- Problem -
Can you transcribe every line exactly and leave the pictures behind?

[Collected data]
^^^^
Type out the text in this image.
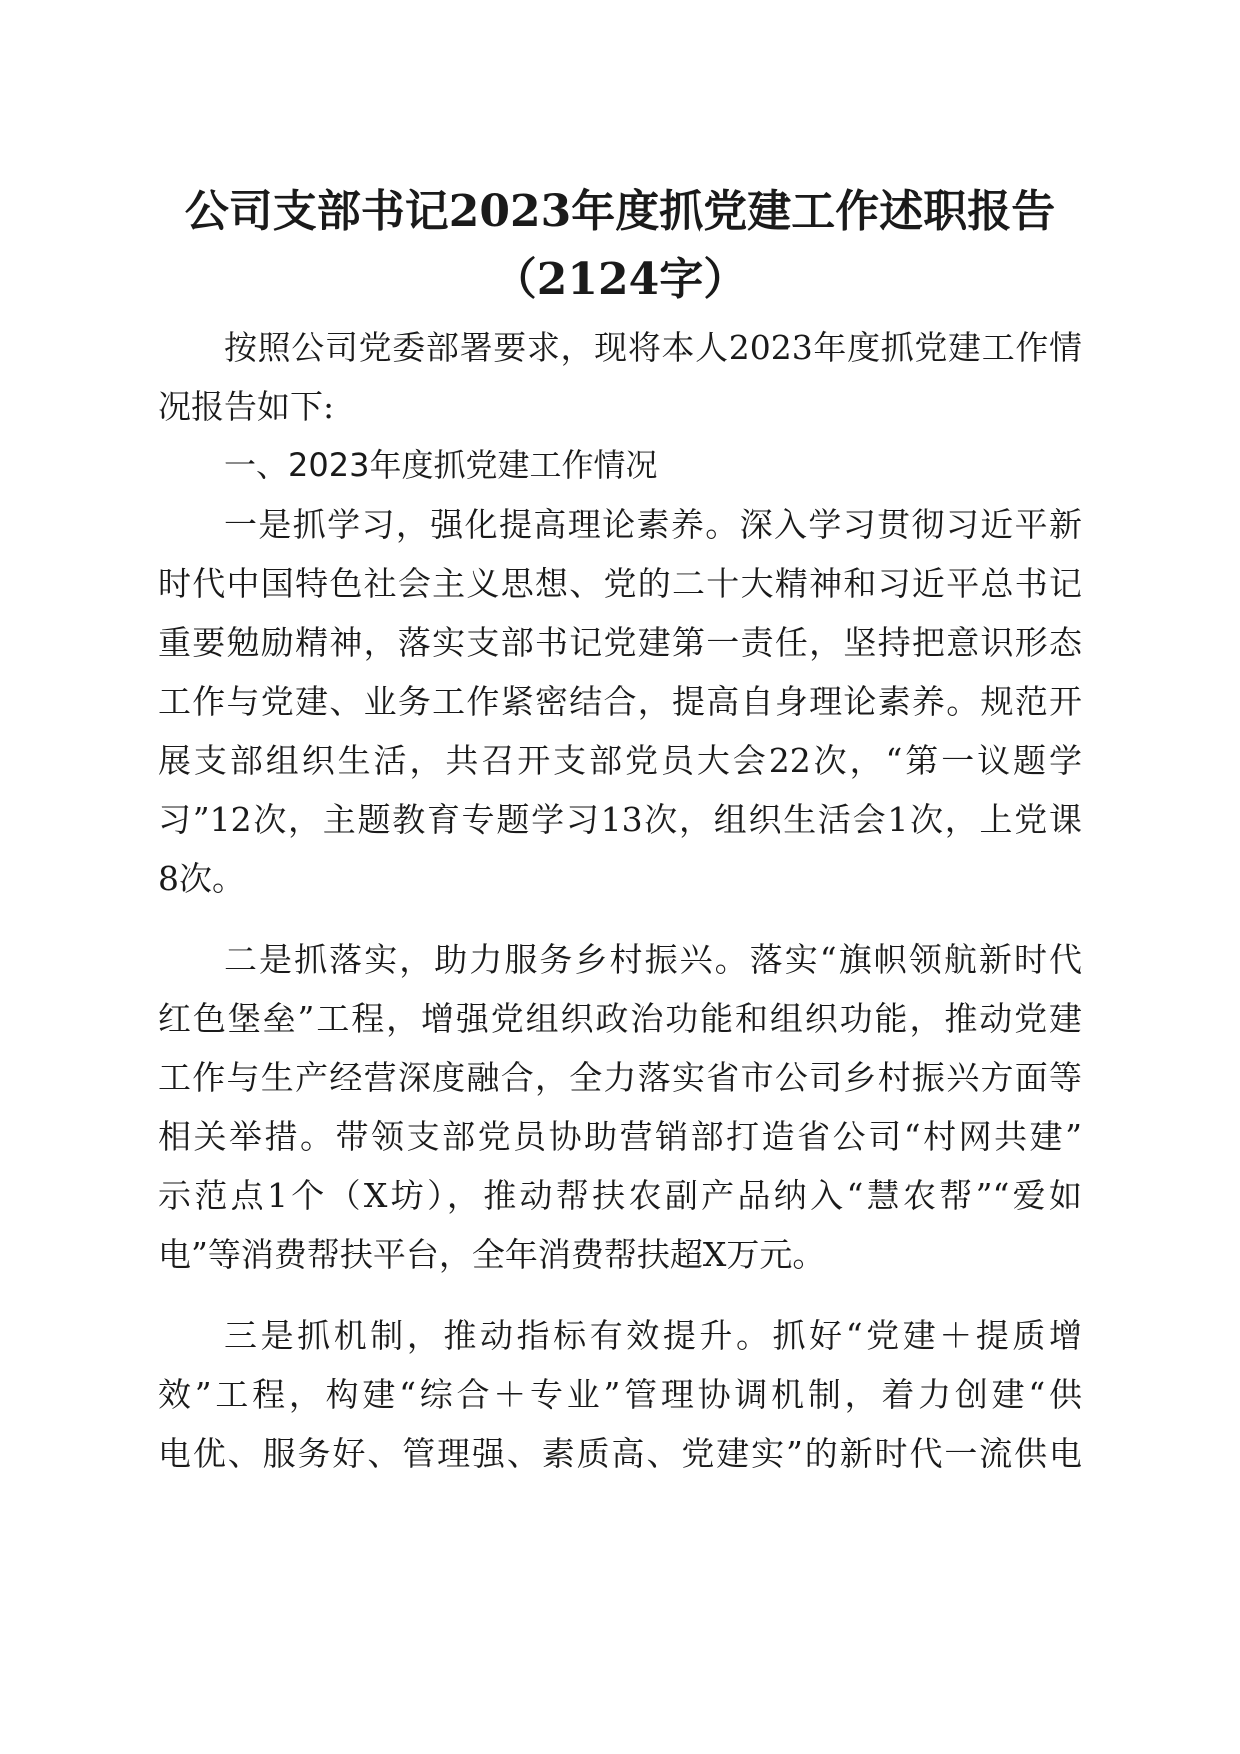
公司支部书记2023年度抓党建工作述职报告
（2124字）
按照公司党委部署要求，现将本人2023年度抓党建工作情
况报告如下:
一、2023年度抓党建工作情况
一是抓学习，强化提高理论素养。深入学习贯彻习近平新
时代中国特色社会主义思想、党的二十大精神和习近平总书记
重要勉励精神，落实支部书记党建第一责任，坚持把意识形态
工作与党建、业务工作紧密结合，提高自身理论素养。规范开
展支部组织生活，共召开支部党员大会22次，“第一议题学
习”12次，主题教育专题学习13次，组织生活会1次，上党课
8次。
二是抓落实，助力服务乡村振兴。落实“旗帜领航新时代
红色堡垒”工程，增强党组织政治功能和组织功能，推动党建
工作与生产经营深度融合，全力落实省市公司乡村振兴方面等
相关举措。带领支部党员协助营销部打造省公司“村网共建”
示范点1个（X坊），推动帮扶农副产品纳入“慧农帮”“爱如
电”等消费帮扶平台，全年消费帮扶超X万元。
三是抓机制，推动指标有效提升。抓好“党建＋提质增
效”工程，构建“综合＋专业”管理协调机制，着力创建“供
电优、服务好、管理强、素质高、党建实”的新时代一流供电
^^^^
- Written answer -
Type out the text in this image.
公司支部书记2023年度抓党建工作述职报告
（2124字）
按照公司党委部署要求，现将本人2023年度抓党建工作情
况报告如下:
一、2023年度抓党建工作情况
一是抓学习，强化提高理论素养。深入学习贯彻习近平新
时代中国特色社会主义思想、党的二十大精神和习近平总书记
重要勉励精神，落实支部书记党建第一责任，坚持把意识形态
工作与党建、业务工作紧密结合，提高自身理论素养。规范开
展支部组织生活，共召开支部党员大会22次，“第一议题学
习”12次，主题教育专题学习13次，组织生活会1次，上党课
8次。
二是抓落实，助力服务乡村振兴。落实“旗帜领航新时代
红色堡垒”工程，增强党组织政治功能和组织功能，推动党建
工作与生产经营深度融合，全力落实省市公司乡村振兴方面等
相关举措。带领支部党员协助营销部打造省公司“村网共建”
示范点1个（X坊），推动帮扶农副产品纳入“慧农帮”“爱如
电”等消费帮扶平台，全年消费帮扶超X万元。
三是抓机制，推动指标有效提升。抓好“党建＋提质增
效”工程，构建“综合＋专业”管理协调机制，着力创建“供
电优、服务好、管理强、素质高、党建实”的新时代一流供电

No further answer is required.